::: Document :::
# don't know where to start with dry ferts



## Sunstar (Sep 17, 2008)

I have KNo3 (potatssium nitrate)

Kh2po4 (mono potassium phospate)

K2So4 Potassium Suphate 

MgSO4 (Magesium Sulphate)

these are dry hydroponic ferts. How would I go about using them. my tank is 25 gallon. I am lost and don't know where to start in this research.


----------



## freydo (Jan 7, 2006)

with dry ferts you can go with two methods, EI method where you measure out each item and dump into your tank. you would use the fertilator calculator to determine how much of each item required for your tank. you add this to your tank (i think) every other day. read this sticky on it:

http://www.aquaticplantcentral.com/forumapc/fertilizing/15225-estimative-index-dosing-guide.html

the other method, which i use is the PPS method, where you measure out so much dry fert for a given container size. you then add 1ml/10 gallons into your tank every day. normally this is done before lights come on. i create my "recipe" using edward's PPS classic spreadsheet:

http://www.aquaticplantcentral.com/forumapc/pps-analysis-feedback/30659-how-make-pps-classic-pps-pro.html

this method is described here:

http://www.aquaticplantcentral.com/forumapc/fertilizing/4241-pps-perpetual-preservation-systems-aquatic-plant.html

i like the PPS method because i don't have to worry about measuring out dry ferts continuously, and dumping into the tank. however you do need a digital measuring scale, that measures in grams. which you can get from your hydroponics shop.
:::
Task set
a: In the forum thread on dry fertilizers, how much of the PPS solution does the reply say to add to the tank each day?
b: Continue the forum thread on dry fertilizers from its last post.
::: Dataset excerpts :::
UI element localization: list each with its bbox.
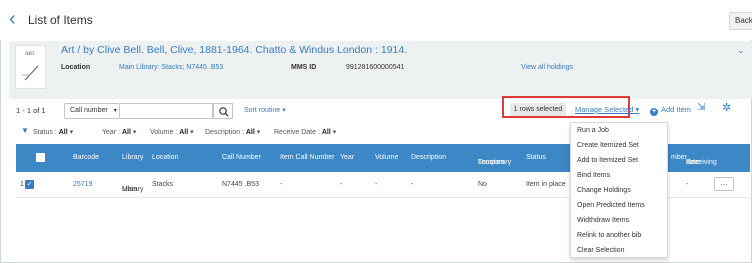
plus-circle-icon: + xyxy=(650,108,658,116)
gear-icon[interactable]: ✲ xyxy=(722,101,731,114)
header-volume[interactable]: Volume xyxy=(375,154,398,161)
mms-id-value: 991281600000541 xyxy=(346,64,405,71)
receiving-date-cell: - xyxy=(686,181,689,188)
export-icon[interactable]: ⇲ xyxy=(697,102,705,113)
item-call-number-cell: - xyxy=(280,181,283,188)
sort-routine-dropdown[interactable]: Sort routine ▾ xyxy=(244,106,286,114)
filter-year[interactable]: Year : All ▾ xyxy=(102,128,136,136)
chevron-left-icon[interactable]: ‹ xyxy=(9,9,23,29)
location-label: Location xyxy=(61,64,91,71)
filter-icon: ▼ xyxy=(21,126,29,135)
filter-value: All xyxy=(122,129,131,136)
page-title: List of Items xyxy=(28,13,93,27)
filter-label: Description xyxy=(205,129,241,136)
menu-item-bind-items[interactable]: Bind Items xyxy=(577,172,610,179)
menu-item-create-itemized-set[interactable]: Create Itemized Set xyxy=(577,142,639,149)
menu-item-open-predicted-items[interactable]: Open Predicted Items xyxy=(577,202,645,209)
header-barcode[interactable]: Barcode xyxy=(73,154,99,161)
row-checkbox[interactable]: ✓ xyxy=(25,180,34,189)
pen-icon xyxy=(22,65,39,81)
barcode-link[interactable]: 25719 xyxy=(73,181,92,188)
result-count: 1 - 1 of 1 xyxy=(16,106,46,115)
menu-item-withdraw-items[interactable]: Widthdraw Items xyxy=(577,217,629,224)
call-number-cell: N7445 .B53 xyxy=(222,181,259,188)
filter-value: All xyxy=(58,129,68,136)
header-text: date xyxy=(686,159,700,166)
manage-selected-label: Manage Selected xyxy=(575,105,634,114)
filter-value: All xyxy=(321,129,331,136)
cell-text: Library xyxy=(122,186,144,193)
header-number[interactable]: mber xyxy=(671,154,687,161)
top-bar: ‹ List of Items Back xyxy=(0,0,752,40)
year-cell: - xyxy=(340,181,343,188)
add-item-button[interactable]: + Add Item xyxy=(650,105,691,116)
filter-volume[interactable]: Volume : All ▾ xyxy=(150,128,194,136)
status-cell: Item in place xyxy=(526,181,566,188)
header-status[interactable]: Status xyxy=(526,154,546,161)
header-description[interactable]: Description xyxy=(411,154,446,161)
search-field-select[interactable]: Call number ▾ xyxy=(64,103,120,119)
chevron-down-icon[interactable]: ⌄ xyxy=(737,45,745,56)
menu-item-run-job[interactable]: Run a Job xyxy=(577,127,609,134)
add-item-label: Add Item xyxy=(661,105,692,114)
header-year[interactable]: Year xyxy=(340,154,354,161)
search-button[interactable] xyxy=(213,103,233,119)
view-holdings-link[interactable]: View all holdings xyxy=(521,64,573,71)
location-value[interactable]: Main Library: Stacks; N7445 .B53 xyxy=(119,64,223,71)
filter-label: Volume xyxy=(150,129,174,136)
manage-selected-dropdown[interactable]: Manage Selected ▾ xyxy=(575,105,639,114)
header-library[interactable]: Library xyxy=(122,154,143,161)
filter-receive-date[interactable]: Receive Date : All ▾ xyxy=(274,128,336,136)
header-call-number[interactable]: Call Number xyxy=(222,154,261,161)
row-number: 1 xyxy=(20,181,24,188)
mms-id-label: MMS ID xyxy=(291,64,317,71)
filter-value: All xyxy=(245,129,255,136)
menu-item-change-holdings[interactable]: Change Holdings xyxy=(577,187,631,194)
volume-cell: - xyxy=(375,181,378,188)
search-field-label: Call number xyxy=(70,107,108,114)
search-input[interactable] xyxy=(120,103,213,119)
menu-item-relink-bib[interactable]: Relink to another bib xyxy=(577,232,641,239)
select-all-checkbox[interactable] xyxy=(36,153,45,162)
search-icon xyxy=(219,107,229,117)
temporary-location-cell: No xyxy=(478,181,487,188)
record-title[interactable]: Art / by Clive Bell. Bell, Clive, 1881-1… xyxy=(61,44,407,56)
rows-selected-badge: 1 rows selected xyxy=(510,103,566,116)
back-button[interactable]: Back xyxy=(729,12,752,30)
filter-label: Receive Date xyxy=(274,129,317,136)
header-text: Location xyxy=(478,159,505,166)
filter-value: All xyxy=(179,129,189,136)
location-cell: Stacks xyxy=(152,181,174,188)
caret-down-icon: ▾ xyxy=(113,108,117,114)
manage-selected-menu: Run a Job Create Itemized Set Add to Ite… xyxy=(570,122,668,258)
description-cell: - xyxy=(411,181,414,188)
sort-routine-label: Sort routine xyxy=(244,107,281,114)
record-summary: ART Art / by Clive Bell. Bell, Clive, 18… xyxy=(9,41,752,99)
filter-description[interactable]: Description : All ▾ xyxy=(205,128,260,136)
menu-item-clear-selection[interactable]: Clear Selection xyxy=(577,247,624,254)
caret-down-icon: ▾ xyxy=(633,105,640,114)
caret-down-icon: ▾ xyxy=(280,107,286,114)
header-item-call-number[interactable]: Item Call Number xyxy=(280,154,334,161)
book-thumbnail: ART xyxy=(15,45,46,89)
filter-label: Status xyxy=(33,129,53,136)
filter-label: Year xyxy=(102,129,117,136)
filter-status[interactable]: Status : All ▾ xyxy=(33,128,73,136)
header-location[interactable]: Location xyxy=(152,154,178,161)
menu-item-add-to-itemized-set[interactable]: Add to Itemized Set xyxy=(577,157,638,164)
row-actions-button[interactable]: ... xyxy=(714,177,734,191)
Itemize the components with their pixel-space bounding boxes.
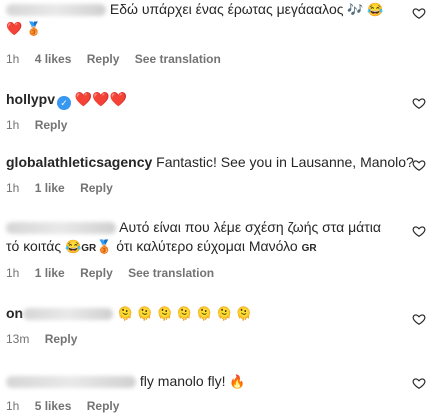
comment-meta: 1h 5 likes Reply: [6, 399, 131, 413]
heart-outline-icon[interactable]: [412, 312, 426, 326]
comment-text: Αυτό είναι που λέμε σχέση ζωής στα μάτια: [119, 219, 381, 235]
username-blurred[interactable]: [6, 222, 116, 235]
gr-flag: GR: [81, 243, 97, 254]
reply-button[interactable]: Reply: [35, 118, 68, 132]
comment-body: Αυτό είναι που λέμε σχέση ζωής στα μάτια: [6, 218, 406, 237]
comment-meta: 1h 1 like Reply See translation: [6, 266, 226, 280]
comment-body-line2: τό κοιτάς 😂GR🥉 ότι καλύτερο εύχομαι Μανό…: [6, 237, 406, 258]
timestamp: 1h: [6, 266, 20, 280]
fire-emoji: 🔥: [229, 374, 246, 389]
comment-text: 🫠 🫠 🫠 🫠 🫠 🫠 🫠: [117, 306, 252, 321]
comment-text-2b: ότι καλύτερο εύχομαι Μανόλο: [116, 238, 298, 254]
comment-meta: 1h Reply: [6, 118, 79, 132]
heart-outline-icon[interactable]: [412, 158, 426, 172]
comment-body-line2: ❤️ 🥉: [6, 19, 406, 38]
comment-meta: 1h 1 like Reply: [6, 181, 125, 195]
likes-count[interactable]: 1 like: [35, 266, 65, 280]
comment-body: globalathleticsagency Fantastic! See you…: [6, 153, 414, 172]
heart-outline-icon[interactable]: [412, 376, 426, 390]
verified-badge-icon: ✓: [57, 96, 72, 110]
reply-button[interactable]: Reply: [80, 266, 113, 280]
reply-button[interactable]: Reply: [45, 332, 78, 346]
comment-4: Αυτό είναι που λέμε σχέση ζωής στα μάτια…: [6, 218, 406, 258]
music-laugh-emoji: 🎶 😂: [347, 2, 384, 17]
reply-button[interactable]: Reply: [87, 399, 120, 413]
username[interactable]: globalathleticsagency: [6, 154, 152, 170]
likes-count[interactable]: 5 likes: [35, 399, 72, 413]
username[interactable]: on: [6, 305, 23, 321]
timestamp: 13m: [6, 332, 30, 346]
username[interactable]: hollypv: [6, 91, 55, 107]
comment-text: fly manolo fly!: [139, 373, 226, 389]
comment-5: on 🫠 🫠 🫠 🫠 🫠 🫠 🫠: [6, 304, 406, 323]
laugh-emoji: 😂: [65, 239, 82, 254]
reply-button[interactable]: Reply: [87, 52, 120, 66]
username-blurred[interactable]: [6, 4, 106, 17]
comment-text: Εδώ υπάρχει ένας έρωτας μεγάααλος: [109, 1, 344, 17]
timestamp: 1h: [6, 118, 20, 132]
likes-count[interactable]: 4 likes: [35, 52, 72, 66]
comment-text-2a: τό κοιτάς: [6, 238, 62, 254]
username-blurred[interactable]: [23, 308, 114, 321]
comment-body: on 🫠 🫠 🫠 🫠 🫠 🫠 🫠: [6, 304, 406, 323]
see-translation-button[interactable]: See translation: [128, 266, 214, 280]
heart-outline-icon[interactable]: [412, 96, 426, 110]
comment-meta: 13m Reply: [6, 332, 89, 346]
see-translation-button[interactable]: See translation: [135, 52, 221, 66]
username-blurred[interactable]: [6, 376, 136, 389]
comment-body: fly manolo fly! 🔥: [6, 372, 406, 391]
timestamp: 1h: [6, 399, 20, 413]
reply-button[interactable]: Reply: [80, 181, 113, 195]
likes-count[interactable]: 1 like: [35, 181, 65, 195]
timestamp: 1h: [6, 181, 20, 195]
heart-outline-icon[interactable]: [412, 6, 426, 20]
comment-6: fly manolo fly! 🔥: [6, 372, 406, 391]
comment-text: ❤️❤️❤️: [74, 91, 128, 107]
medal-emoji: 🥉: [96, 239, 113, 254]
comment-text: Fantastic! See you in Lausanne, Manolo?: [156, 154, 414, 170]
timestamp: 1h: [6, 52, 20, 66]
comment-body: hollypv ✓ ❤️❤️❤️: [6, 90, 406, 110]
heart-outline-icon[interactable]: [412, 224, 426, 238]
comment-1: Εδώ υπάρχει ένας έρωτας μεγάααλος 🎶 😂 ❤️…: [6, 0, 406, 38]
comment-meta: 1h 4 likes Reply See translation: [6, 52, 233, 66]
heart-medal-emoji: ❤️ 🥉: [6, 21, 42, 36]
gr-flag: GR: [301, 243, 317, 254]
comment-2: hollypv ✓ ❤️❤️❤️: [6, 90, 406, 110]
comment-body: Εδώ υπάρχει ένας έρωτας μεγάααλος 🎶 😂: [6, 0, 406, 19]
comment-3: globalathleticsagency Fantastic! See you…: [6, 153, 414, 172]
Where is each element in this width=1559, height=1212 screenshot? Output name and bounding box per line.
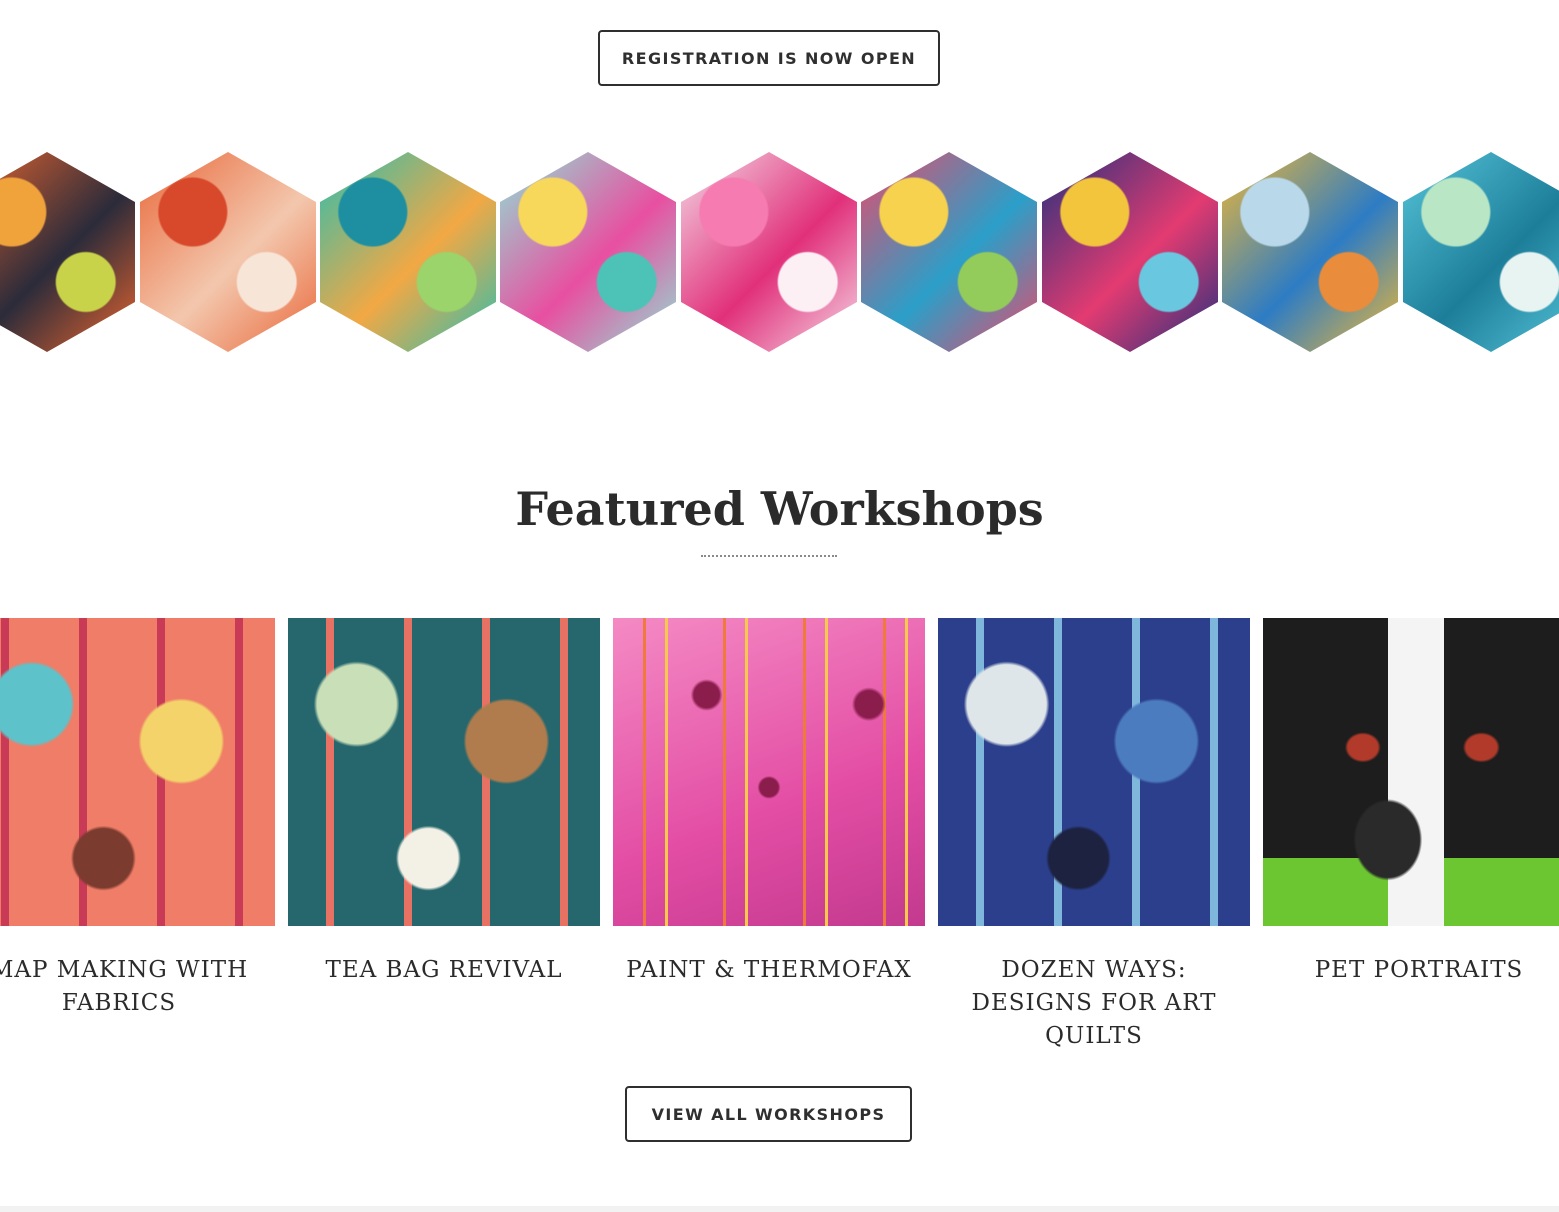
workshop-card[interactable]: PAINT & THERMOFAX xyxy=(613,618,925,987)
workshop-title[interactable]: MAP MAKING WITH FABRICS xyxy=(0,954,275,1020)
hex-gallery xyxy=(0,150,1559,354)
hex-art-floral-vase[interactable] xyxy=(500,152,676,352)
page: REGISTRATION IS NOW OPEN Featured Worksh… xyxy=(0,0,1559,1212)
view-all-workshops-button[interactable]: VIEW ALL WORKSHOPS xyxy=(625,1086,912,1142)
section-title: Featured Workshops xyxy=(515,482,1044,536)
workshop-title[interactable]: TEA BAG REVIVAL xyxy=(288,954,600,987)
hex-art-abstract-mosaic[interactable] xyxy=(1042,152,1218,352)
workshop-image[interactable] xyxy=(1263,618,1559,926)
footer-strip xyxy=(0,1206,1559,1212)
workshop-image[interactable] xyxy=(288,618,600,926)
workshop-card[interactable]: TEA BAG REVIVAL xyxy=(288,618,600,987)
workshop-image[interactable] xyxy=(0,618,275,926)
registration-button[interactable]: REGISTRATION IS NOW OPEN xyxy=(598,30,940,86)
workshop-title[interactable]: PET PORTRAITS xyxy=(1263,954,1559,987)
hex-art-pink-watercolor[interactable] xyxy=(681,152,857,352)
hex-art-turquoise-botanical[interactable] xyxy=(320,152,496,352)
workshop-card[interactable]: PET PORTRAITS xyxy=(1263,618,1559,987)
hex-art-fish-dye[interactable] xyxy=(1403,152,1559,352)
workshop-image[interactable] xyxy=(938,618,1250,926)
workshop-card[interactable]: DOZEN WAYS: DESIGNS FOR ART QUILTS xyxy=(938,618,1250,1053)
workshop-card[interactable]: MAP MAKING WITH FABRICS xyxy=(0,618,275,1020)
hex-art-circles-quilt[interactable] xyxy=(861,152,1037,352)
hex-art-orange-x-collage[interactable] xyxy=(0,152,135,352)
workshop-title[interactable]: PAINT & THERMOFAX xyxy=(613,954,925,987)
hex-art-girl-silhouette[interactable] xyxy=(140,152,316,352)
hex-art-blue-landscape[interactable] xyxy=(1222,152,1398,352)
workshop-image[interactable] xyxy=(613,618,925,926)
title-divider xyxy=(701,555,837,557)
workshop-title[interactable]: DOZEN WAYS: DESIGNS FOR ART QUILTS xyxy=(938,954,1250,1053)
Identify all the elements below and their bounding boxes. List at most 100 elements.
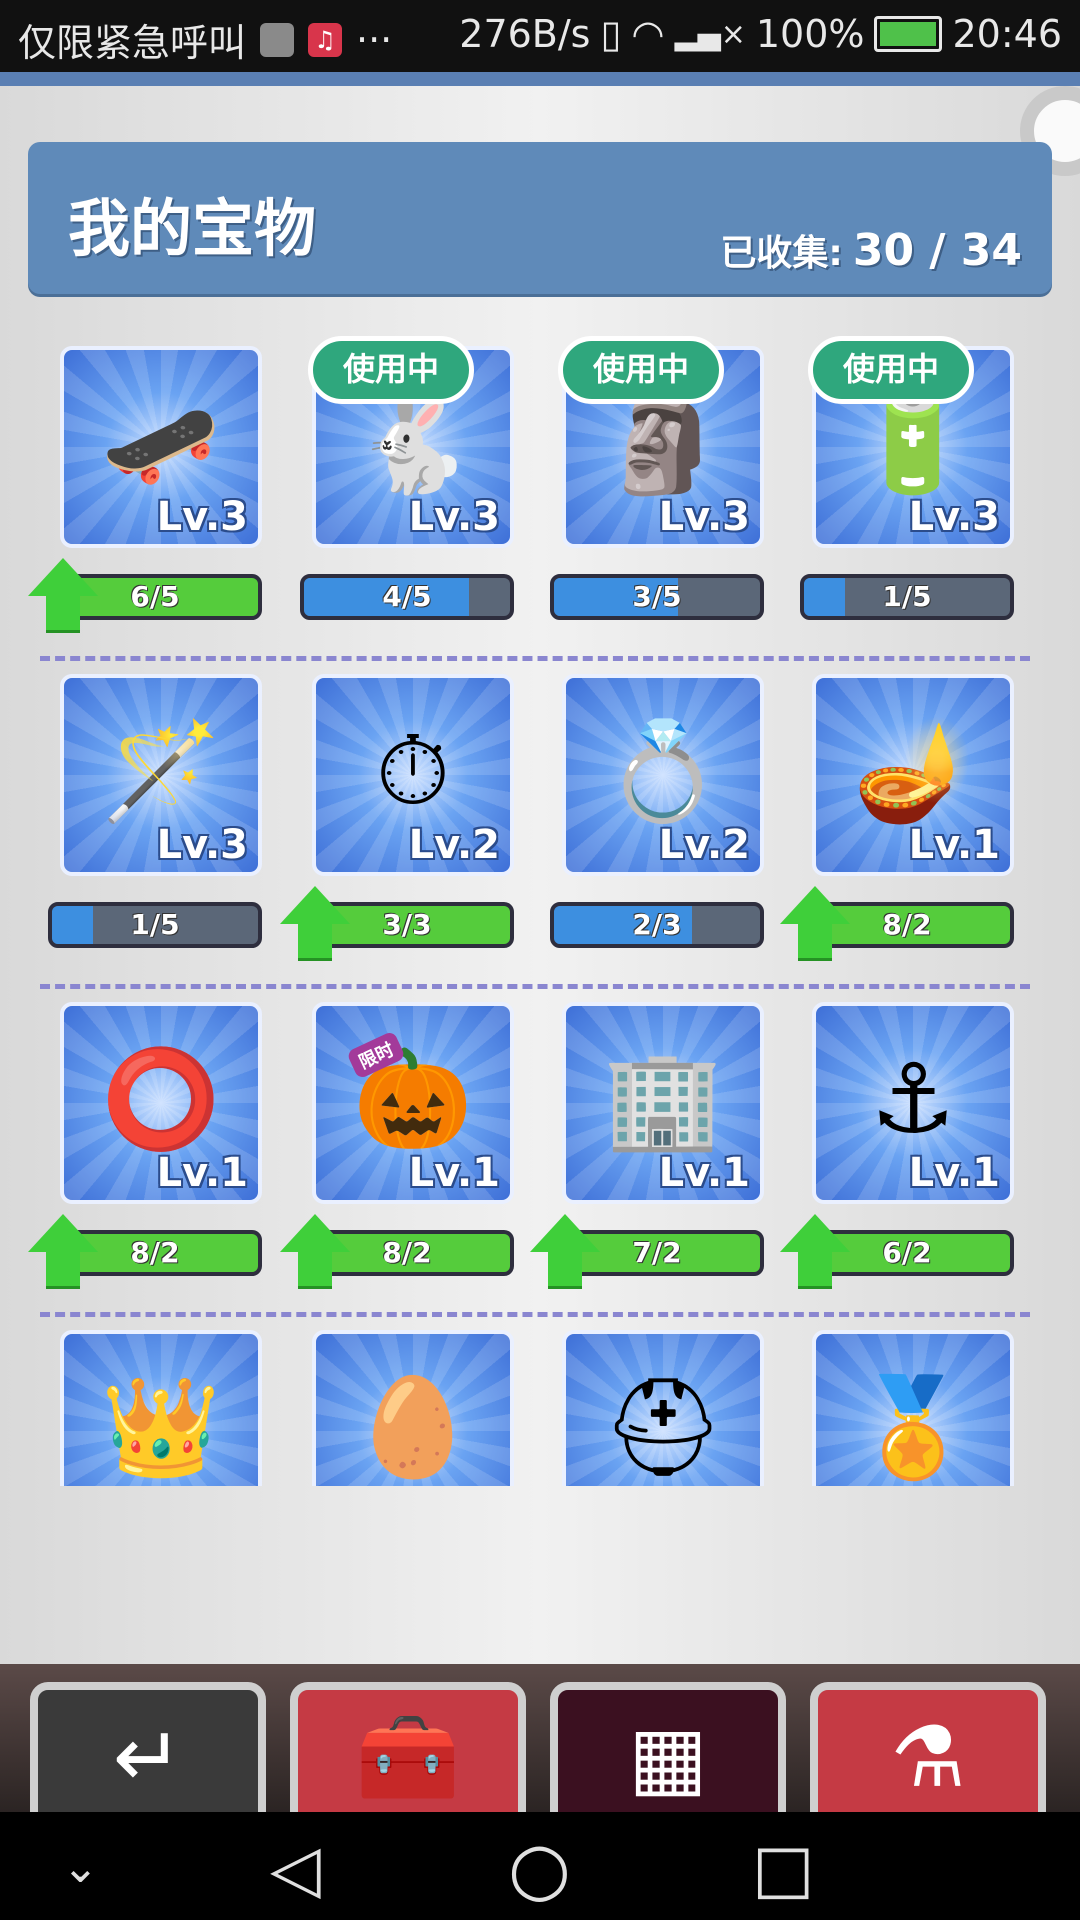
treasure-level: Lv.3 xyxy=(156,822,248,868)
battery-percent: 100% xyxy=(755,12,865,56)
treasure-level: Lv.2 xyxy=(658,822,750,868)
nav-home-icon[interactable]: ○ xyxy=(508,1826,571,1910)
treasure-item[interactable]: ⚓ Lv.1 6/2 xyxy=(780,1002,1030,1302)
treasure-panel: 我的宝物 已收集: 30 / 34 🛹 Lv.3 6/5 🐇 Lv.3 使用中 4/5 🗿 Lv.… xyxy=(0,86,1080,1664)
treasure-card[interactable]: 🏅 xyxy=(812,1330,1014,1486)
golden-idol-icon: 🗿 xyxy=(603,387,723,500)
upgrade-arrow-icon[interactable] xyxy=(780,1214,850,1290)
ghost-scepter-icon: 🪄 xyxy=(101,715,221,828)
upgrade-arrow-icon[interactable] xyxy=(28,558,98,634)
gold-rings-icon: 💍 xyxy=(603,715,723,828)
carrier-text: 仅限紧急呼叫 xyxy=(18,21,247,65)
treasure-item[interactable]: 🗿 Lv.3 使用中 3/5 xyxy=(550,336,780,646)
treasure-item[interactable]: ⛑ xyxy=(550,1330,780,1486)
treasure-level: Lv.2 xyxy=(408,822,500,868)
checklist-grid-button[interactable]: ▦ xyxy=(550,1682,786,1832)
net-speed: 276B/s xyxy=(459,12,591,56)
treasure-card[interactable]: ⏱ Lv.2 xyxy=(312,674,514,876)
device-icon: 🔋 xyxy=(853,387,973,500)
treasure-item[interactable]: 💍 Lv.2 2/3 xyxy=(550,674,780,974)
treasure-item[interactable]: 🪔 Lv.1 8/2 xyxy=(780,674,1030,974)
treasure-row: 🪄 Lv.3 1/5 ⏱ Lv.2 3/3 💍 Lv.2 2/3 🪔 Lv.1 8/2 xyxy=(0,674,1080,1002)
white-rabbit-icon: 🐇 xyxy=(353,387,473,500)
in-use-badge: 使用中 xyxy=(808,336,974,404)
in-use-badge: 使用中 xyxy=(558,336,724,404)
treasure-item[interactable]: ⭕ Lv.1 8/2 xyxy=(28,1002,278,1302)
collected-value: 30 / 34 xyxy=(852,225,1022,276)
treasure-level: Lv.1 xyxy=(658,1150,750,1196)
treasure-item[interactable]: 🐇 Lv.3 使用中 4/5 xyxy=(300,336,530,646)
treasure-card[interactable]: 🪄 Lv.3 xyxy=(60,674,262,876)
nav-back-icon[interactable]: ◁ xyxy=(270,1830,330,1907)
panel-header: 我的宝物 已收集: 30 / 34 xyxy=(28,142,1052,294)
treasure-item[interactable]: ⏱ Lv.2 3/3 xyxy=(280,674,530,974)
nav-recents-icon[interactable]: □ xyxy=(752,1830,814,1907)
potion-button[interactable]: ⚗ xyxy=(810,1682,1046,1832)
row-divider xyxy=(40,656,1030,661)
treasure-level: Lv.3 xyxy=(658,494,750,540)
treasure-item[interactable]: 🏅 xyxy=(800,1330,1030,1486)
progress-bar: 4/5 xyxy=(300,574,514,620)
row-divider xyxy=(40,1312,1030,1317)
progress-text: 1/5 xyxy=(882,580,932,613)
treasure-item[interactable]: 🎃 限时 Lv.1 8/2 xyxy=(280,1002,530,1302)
:::
Task-by-task results
a: 1 ml per 10 gallons.

b:
i actually use a squirt bottle, that i loosely calculated, puts out 1ml per squirt. this makes fertilizing very easy. 6 squirts each morning before work 

hope this helps!

*** corrected to say 1ml/10 gallons of tank water.


----------



## Sunstar (Sep 17, 2008)

it'll be some time before I can get a digital scale.... 

Edit: looking up pocket ones online. 0.01 grams I think is how fine and 300 grams the max? doubt i Need much more than that.


----------



## supersmirky (Oct 22, 2008)

I just switched to PPS Pro myself. I like the mix in a container method vs putting dry ferts directly in the tank. The calculator that is shown in the PPS pro is very simple. All you do is put in the bottle size and it tells you by grams what you need to mix. 

I alternate on the TE mix doing my TE every other day and the other mix on the days I do not dose TE.

If you get a scale that measures grams to .01 and up to 300 grams, that should be fine. I think the highest calc for ferts I mix is up to 39 grams.


----------



## Edward (May 25, 2004)

PPS-Pro Guide
http://www.aquaticplantcentral.com/forumapc/pps-analysis-feedback/39491-newbie-guide-pps-pro.html

Inexpensive scale
http://www.aquaticplantcentral.com/...2-would-scale-suffice-measuring-out-fert.html


----------



## orlando (Feb 14, 2007)

^^^^ This is, in my opinion the best dosing regimen there is.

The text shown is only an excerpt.